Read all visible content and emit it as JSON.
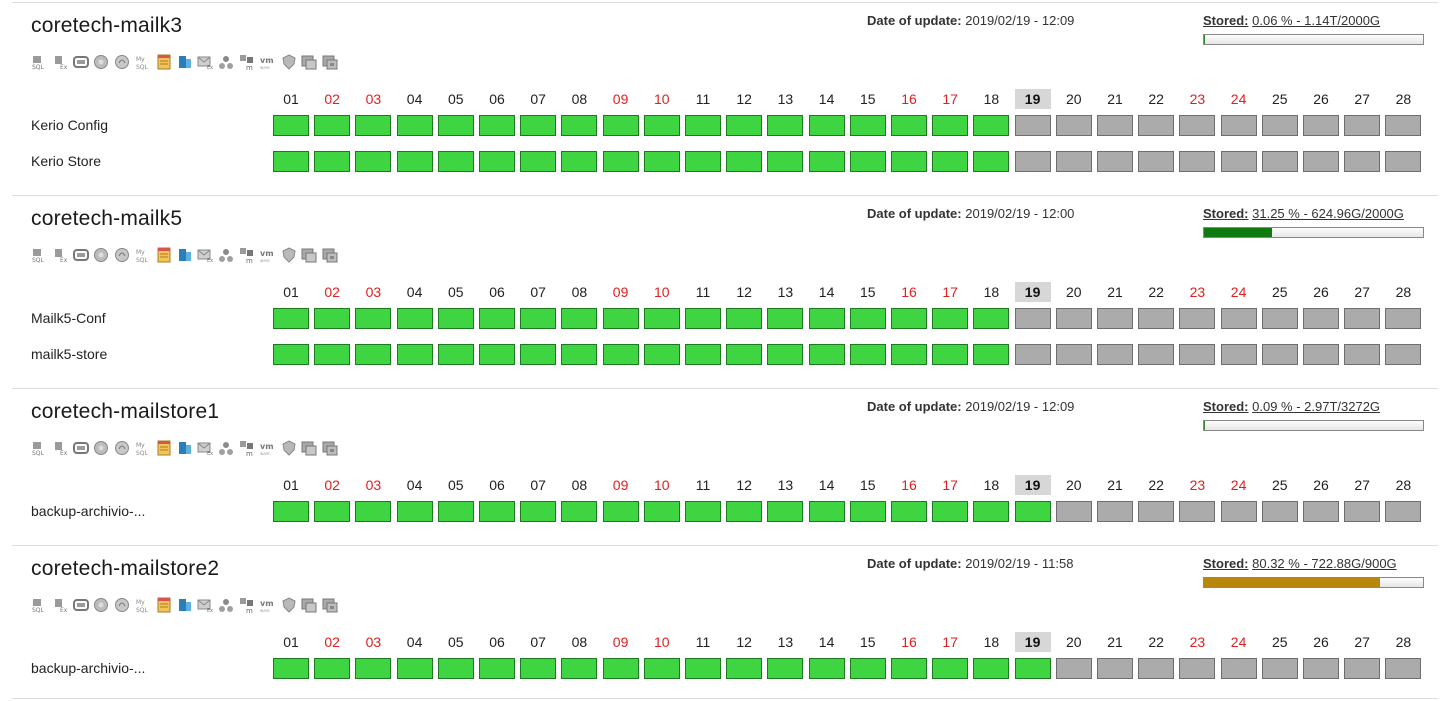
{
  "labels": {
    "date_of_update": "Date of update:",
    "stored": "Stored:"
  },
  "days": [
    {
      "label": "01",
      "weekend": false
    },
    {
      "label": "02",
      "weekend": true
    },
    {
      "label": "03",
      "weekend": true
    },
    {
      "label": "04",
      "weekend": false
    },
    {
      "label": "05",
      "weekend": false
    },
    {
      "label": "06",
      "weekend": false
    },
    {
      "label": "07",
      "weekend": false
    },
    {
      "label": "08",
      "weekend": false
    },
    {
      "label": "09",
      "weekend": true
    },
    {
      "label": "10",
      "weekend": true
    },
    {
      "label": "11",
      "weekend": false
    },
    {
      "label": "12",
      "weekend": false
    },
    {
      "label": "13",
      "weekend": false
    },
    {
      "label": "14",
      "weekend": false
    },
    {
      "label": "15",
      "weekend": false
    },
    {
      "label": "16",
      "weekend": true
    },
    {
      "label": "17",
      "weekend": true
    },
    {
      "label": "18",
      "weekend": false
    },
    {
      "label": "19",
      "weekend": false,
      "today": true
    },
    {
      "label": "20",
      "weekend": false
    },
    {
      "label": "21",
      "weekend": false
    },
    {
      "label": "22",
      "weekend": false
    },
    {
      "label": "23",
      "weekend": true
    },
    {
      "label": "24",
      "weekend": true
    },
    {
      "label": "25",
      "weekend": false
    },
    {
      "label": "26",
      "weekend": false
    },
    {
      "label": "27",
      "weekend": false
    },
    {
      "label": "28",
      "weekend": false
    }
  ],
  "colors": {
    "success": "#3fd441",
    "no_data": "#ababab",
    "weekend_text": "#e02020",
    "today_bg": "#d7d7d7"
  },
  "plugin_icons": [
    "sql-icon",
    "exchange-icon",
    "disk-icon",
    "vss-icon",
    "mysql-alt-icon",
    "mysql-icon",
    "calendar-icon",
    "database-icon",
    "mail-icon",
    "network-icon",
    "hyperv-icon",
    "vmware-icon",
    "shield-icon",
    "windows-icon",
    "windows-alt-icon"
  ],
  "servers": [
    {
      "name": "coretech-mailk3",
      "date_of_update": "2019/02/19 - 12:09",
      "stored_text": "0.06 % - 1.14T/2000G",
      "stored_percent": 0.06,
      "bar_color": "#2e8b2e",
      "jobs": [
        {
          "label": "Kerio Config",
          "success_days": 18
        },
        {
          "label": "Kerio Store",
          "success_days": 18
        }
      ]
    },
    {
      "name": "coretech-mailk5",
      "date_of_update": "2019/02/19 - 12:00",
      "stored_text": "31.25 % - 624.96G/2000G",
      "stored_percent": 31.25,
      "bar_color": "#0f7a0f",
      "jobs": [
        {
          "label": "Mailk5-Conf",
          "success_days": 18
        },
        {
          "label": "mailk5-store",
          "success_days": 18
        }
      ]
    },
    {
      "name": "coretech-mailstore1",
      "date_of_update": "2019/02/19 - 12:09",
      "stored_text": "0.09 % - 2.97T/3272G",
      "stored_percent": 0.09,
      "bar_color": "#2e8b2e",
      "jobs": [
        {
          "label": "backup-archivio-...",
          "success_days": 19
        }
      ]
    },
    {
      "name": "coretech-mailstore2",
      "date_of_update": "2019/02/19 - 11:58",
      "stored_text": "80.32 % - 722.88G/900G",
      "stored_percent": 80.32,
      "bar_color": "#b8860b",
      "jobs": [
        {
          "label": "backup-archivio-...",
          "success_days": 19
        }
      ]
    }
  ]
}
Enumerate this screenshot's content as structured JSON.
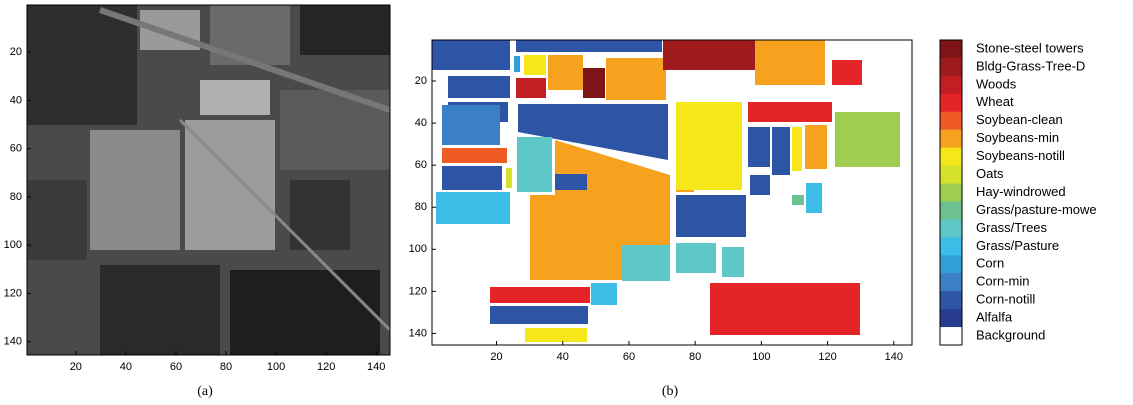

----

• OBJECTIVE: Transcribe the material exactly, keeping every word and none of the pictures.

• FINAL RESULT:
Read all visible content and emit it as JSON.
{
  "labels": {
    "date_of_update": "Date of update:",
    "stored": "Stored:"
  },
  "days": [
    {
      "label": "01",
      "weekend": false
    },
    {
      "label": "02",
      "weekend": true
    },
    {
      "label": "03",
      "weekend": true
    },
    {
      "label": "04",
      "weekend": false
    },
    {
      "label": "05",
      "weekend": false
    },
    {
      "label": "06",
      "weekend": false
    },
    {
      "label": "07",
      "weekend": false
    },
    {
      "label": "08",
      "weekend": false
    },
    {
      "label": "09",
      "weekend": true
    },
    {
      "label": "10",
      "weekend": true
    },
    {
      "label": "11",
      "weekend": false
    },
    {
      "label": "12",
      "weekend": false
    },
    {
      "label": "13",
      "weekend": false
    },
    {
      "label": "14",
      "weekend": false
    },
    {
      "label": "15",
      "weekend": false
    },
    {
      "label": "16",
      "weekend": true
    },
    {
      "label": "17",
      "weekend": true
    },
    {
      "label": "18",
      "weekend": false
    },
    {
      "label": "19",
      "weekend": false,
      "today": true
    },
    {
      "label": "20",
      "weekend": false
    },
    {
      "label": "21",
      "weekend": false
    },
    {
      "label": "22",
      "weekend": false
    },
    {
      "label": "23",
      "weekend": true
    },
    {
      "label": "24",
      "weekend": true
    },
    {
      "label": "25",
      "weekend": false
    },
    {
      "label": "26",
      "weekend": false
    },
    {
      "label": "27",
      "weekend": false
    },
    {
      "label": "28",
      "weekend": false
    }
  ],
  "colors": {
    "success": "#3fd441",
    "no_data": "#ababab",
    "weekend_text": "#e02020",
    "today_bg": "#d7d7d7"
  },
  "plugin_icons": [
    "sql-icon",
    "exchange-icon",
    "disk-icon",
    "vss-icon",
    "mysql-alt-icon",
    "mysql-icon",
    "calendar-icon",
    "database-icon",
    "mail-icon",
    "network-icon",
    "hyperv-icon",
    "vmware-icon",
    "shield-icon",
    "windows-icon",
    "windows-alt-icon"
  ],
  "servers": [
    {
      "name": "coretech-mailk3",
      "date_of_update": "2019/02/19 - 12:09",
      "stored_text": "0.06 % - 1.14T/2000G",
      "stored_percent": 0.06,
      "bar_color": "#2e8b2e",
      "jobs": [
        {
          "label": "Kerio Config",
          "success_days": 18
        },
        {
          "label": "Kerio Store",
          "success_days": 18
        }
      ]
    },
    {
      "name": "coretech-mailk5",
      "date_of_update": "2019/02/19 - 12:00",
      "stored_text": "31.25 % - 624.96G/2000G",
      "stored_percent": 31.25,
      "bar_color": "#0f7a0f",
      "jobs": [
        {
          "label": "Mailk5-Conf",
          "success_days": 18
        },
        {
          "label": "mailk5-store",
          "success_days": 18
        }
      ]
    },
    {
      "name": "coretech-mailstore1",
      "date_of_update": "2019/02/19 - 12:09",
      "stored_text": "0.09 % - 2.97T/3272G",
      "stored_percent": 0.09,
      "bar_color": "#2e8b2e",
      "jobs": [
        {
          "label": "backup-archivio-...",
          "success_days": 19
        }
      ]
    },
    {
      "name": "coretech-mailstore2",
      "date_of_update": "2019/02/19 - 11:58",
      "stored_text": "80.32 % - 722.88G/900G",
      "stored_percent": 80.32,
      "bar_color": "#b8860b",
      "jobs": [
        {
          "label": "backup-archivio-...",
          "success_days": 19
        }
      ]
    }
  ]
}
Enumerate this screenshot's content as structured JSON.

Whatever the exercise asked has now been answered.